Information given:
==============================
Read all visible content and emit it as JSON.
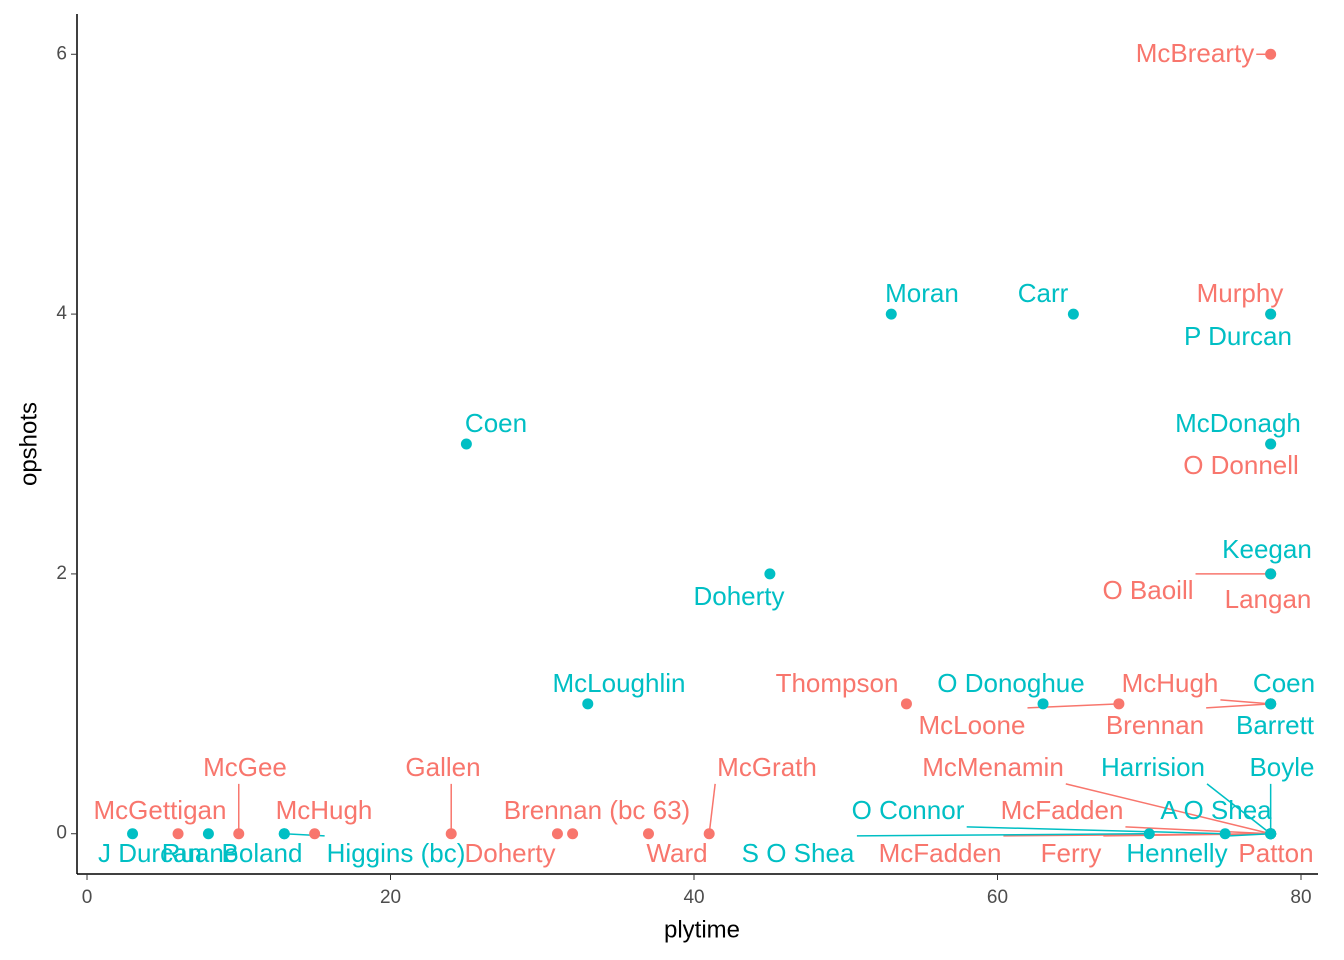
{
  "chart_data": {
    "type": "scatter",
    "x_label": "plytime",
    "y_label": "opshots",
    "xlim": [
      -0.66,
      81.12
    ],
    "ylim": [
      -0.31,
      6.31
    ],
    "xticks": [
      0,
      20,
      40,
      60,
      80
    ],
    "yticks": [
      0,
      2,
      4,
      6
    ],
    "series": [
      {
        "color": "#f8766d",
        "labels": [
          "McGettigan",
          "McGee",
          "McHugh",
          "Gallen",
          "Doherty",
          "Brennan (bc 63)",
          "Ward",
          "McGrath",
          "Thompson",
          "McLoone",
          "McHugh",
          "Brennan",
          "McMenamin",
          "McFadden",
          "McFadden",
          "Ferry",
          "Patton",
          "O Baoill",
          "Langan",
          "O Donnell",
          "Murphy",
          "McBrearty"
        ],
        "x": [
          6,
          10,
          15,
          24,
          31,
          32,
          37,
          41,
          54,
          68,
          78,
          78,
          78,
          78,
          78,
          78,
          78,
          78,
          78,
          78,
          78,
          78
        ],
        "values": [
          0,
          0,
          0,
          0,
          0,
          0,
          0,
          0,
          1,
          1,
          1,
          1,
          0,
          0,
          0,
          0,
          0,
          2,
          2,
          3,
          4,
          6
        ]
      },
      {
        "color": "#00bfc4",
        "labels": [
          "J Durcan",
          "Ruane",
          "Boland",
          "Higgins (bc)",
          "Coen",
          "McLoughlin",
          "Doherty",
          "Moran",
          "Carr",
          "O Donoghue",
          "S O Shea",
          "O Connor",
          "A O Shea",
          "Harrision",
          "Boyle",
          "Hennelly",
          "P Durcan",
          "McDonagh",
          "Keegan",
          "Coen",
          "Barrett"
        ],
        "x": [
          3,
          8,
          13,
          13,
          25,
          33,
          45,
          53,
          65,
          63,
          70,
          75,
          78,
          78,
          78,
          78,
          78,
          78,
          78,
          78,
          78
        ],
        "values": [
          0,
          0,
          0,
          0,
          3,
          1,
          2,
          4,
          4,
          1,
          0,
          0,
          0,
          0,
          0,
          0,
          4,
          3,
          2,
          1,
          1
        ]
      }
    ]
  }
}
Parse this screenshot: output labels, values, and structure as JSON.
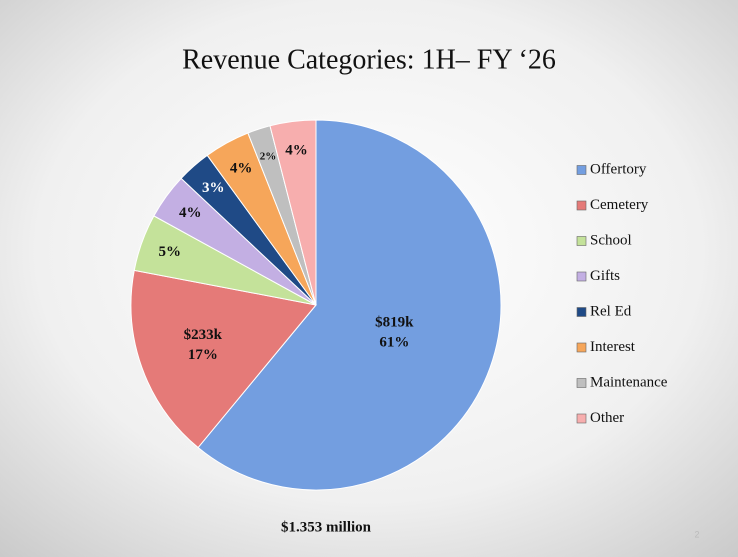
{
  "chart_data": {
    "type": "pie",
    "title": "Revenue Categories: 1H– FY ‘26",
    "categories": [
      "Offertory",
      "Cemetery",
      "School",
      "Gifts",
      "Rel Ed",
      "Interest",
      "Maintenance",
      "Other"
    ],
    "values": [
      61,
      17,
      5,
      4,
      3,
      4,
      2,
      4
    ],
    "value_labels": [
      "61%",
      "17%",
      "5%",
      "4%",
      "3%",
      "4%",
      "2%",
      "4%"
    ],
    "amount_labels": [
      "$819k",
      "$233k",
      null,
      null,
      null,
      null,
      null,
      null
    ],
    "colors": [
      "#739ee0",
      "#e57a78",
      "#c4e29a",
      "#c3afe3",
      "#1f4a86",
      "#f6a65a",
      "#bfbfbf",
      "#f7aeae"
    ],
    "legend": "right",
    "footer": "$1.353 million",
    "page_number": "2"
  }
}
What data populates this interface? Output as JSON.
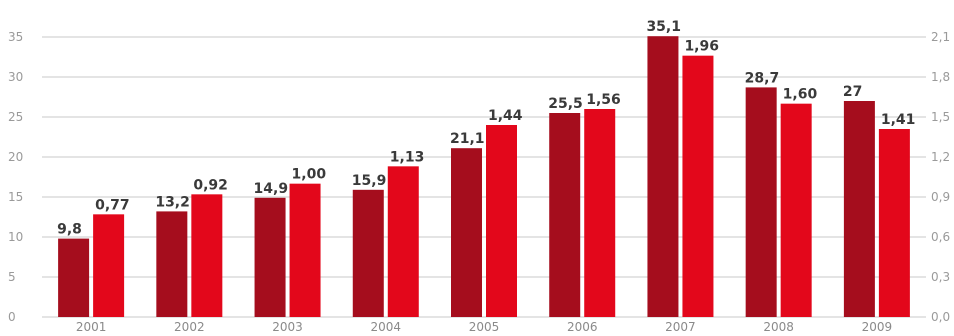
{
  "chart_data": {
    "type": "bar",
    "categories": [
      "2001",
      "2002",
      "2003",
      "2004",
      "2005",
      "2006",
      "2007",
      "2008",
      "2009"
    ],
    "series": [
      {
        "axis": "left",
        "color": "#a50d1d",
        "values": [
          9.8,
          13.2,
          14.9,
          15.9,
          21.1,
          25.5,
          35.1,
          28.7,
          27
        ],
        "labels": [
          "9,8",
          "13,2",
          "14,9",
          "15,9",
          "21,1",
          "25,5",
          "35,1",
          "28,7",
          "27"
        ]
      },
      {
        "axis": "right",
        "color": "#e3071b",
        "values": [
          0.77,
          0.92,
          1.0,
          1.13,
          1.44,
          1.56,
          1.96,
          1.6,
          1.41
        ],
        "labels": [
          "0,77",
          "0,92",
          "1,00",
          "1,13",
          "1,44",
          "1,56",
          "1,96",
          "1,60",
          "1,41"
        ]
      }
    ],
    "y_left": {
      "ylim": [
        0,
        35
      ],
      "ticks": [
        0,
        5,
        10,
        15,
        20,
        25,
        30,
        35
      ],
      "tick_labels": [
        "0",
        "5",
        "10",
        "15",
        "20",
        "25",
        "30",
        "35"
      ]
    },
    "y_right": {
      "ylim": [
        0,
        2.1
      ],
      "ticks": [
        0,
        0.3,
        0.6,
        0.9,
        1.2,
        1.5,
        1.8,
        2.1
      ],
      "tick_labels": [
        "0,0",
        "0,3",
        "0,6",
        "0,9",
        "1,2",
        "1,5",
        "1,8",
        "2,1"
      ]
    },
    "grid": true,
    "legend": "none"
  }
}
==============================
Each line of the data should be quoted exactly, with pictures left out.

Read all visible content and emit it as JSON.
{
  "chart_data": {
    "type": "scatter",
    "x_label": "plytime",
    "y_label": "opshots",
    "xlim": [
      -0.66,
      81.12
    ],
    "ylim": [
      -0.31,
      6.31
    ],
    "xticks": [
      0,
      20,
      40,
      60,
      80
    ],
    "yticks": [
      0,
      2,
      4,
      6
    ],
    "series": [
      {
        "color": "#f8766d",
        "labels": [
          "McGettigan",
          "McGee",
          "McHugh",
          "Gallen",
          "Doherty",
          "Brennan (bc 63)",
          "Ward",
          "McGrath",
          "Thompson",
          "McLoone",
          "McHugh",
          "Brennan",
          "McMenamin",
          "McFadden",
          "McFadden",
          "Ferry",
          "Patton",
          "O Baoill",
          "Langan",
          "O Donnell",
          "Murphy",
          "McBrearty"
        ],
        "x": [
          6,
          10,
          15,
          24,
          31,
          32,
          37,
          41,
          54,
          68,
          78,
          78,
          78,
          78,
          78,
          78,
          78,
          78,
          78,
          78,
          78,
          78
        ],
        "values": [
          0,
          0,
          0,
          0,
          0,
          0,
          0,
          0,
          1,
          1,
          1,
          1,
          0,
          0,
          0,
          0,
          0,
          2,
          2,
          3,
          4,
          6
        ]
      },
      {
        "color": "#00bfc4",
        "labels": [
          "J Durcan",
          "Ruane",
          "Boland",
          "Higgins (bc)",
          "Coen",
          "McLoughlin",
          "Doherty",
          "Moran",
          "Carr",
          "O Donoghue",
          "S O Shea",
          "O Connor",
          "A O Shea",
          "Harrision",
          "Boyle",
          "Hennelly",
          "P Durcan",
          "McDonagh",
          "Keegan",
          "Coen",
          "Barrett"
        ],
        "x": [
          3,
          8,
          13,
          13,
          25,
          33,
          45,
          53,
          65,
          63,
          70,
          75,
          78,
          78,
          78,
          78,
          78,
          78,
          78,
          78,
          78
        ],
        "values": [
          0,
          0,
          0,
          0,
          3,
          1,
          2,
          4,
          4,
          1,
          0,
          0,
          0,
          0,
          0,
          0,
          4,
          3,
          2,
          1,
          1
        ]
      }
    ]
  }
}
Parse this screenshot: output labels, values, and structure as JSON.
{
  "chart_data": {
    "type": "pie",
    "title": "Revenue Categories: 1H– FY ‘26",
    "categories": [
      "Offertory",
      "Cemetery",
      "School",
      "Gifts",
      "Rel Ed",
      "Interest",
      "Maintenance",
      "Other"
    ],
    "values": [
      61,
      17,
      5,
      4,
      3,
      4,
      2,
      4
    ],
    "value_labels": [
      "61%",
      "17%",
      "5%",
      "4%",
      "3%",
      "4%",
      "2%",
      "4%"
    ],
    "amount_labels": [
      "$819k",
      "$233k",
      null,
      null,
      null,
      null,
      null,
      null
    ],
    "colors": [
      "#739ee0",
      "#e57a78",
      "#c4e29a",
      "#c3afe3",
      "#1f4a86",
      "#f6a65a",
      "#bfbfbf",
      "#f7aeae"
    ],
    "legend": "right",
    "footer": "$1.353 million",
    "page_number": "2"
  }
}
What data populates this interface? Output as JSON.
{
  "chart_data": {
    "type": "bar",
    "categories": [
      "2001",
      "2002",
      "2003",
      "2004",
      "2005",
      "2006",
      "2007",
      "2008",
      "2009"
    ],
    "series": [
      {
        "axis": "left",
        "color": "#a50d1d",
        "values": [
          9.8,
          13.2,
          14.9,
          15.9,
          21.1,
          25.5,
          35.1,
          28.7,
          27
        ],
        "labels": [
          "9,8",
          "13,2",
          "14,9",
          "15,9",
          "21,1",
          "25,5",
          "35,1",
          "28,7",
          "27"
        ]
      },
      {
        "axis": "right",
        "color": "#e3071b",
        "values": [
          0.77,
          0.92,
          1.0,
          1.13,
          1.44,
          1.56,
          1.96,
          1.6,
          1.41
        ],
        "labels": [
          "0,77",
          "0,92",
          "1,00",
          "1,13",
          "1,44",
          "1,56",
          "1,96",
          "1,60",
          "1,41"
        ]
      }
    ],
    "y_left": {
      "ylim": [
        0,
        35
      ],
      "ticks": [
        0,
        5,
        10,
        15,
        20,
        25,
        30,
        35
      ],
      "tick_labels": [
        "0",
        "5",
        "10",
        "15",
        "20",
        "25",
        "30",
        "35"
      ]
    },
    "y_right": {
      "ylim": [
        0,
        2.1
      ],
      "ticks": [
        0,
        0.3,
        0.6,
        0.9,
        1.2,
        1.5,
        1.8,
        2.1
      ],
      "tick_labels": [
        "0,0",
        "0,3",
        "0,6",
        "0,9",
        "1,2",
        "1,5",
        "1,8",
        "2,1"
      ]
    },
    "grid": true,
    "legend": "none"
  }
}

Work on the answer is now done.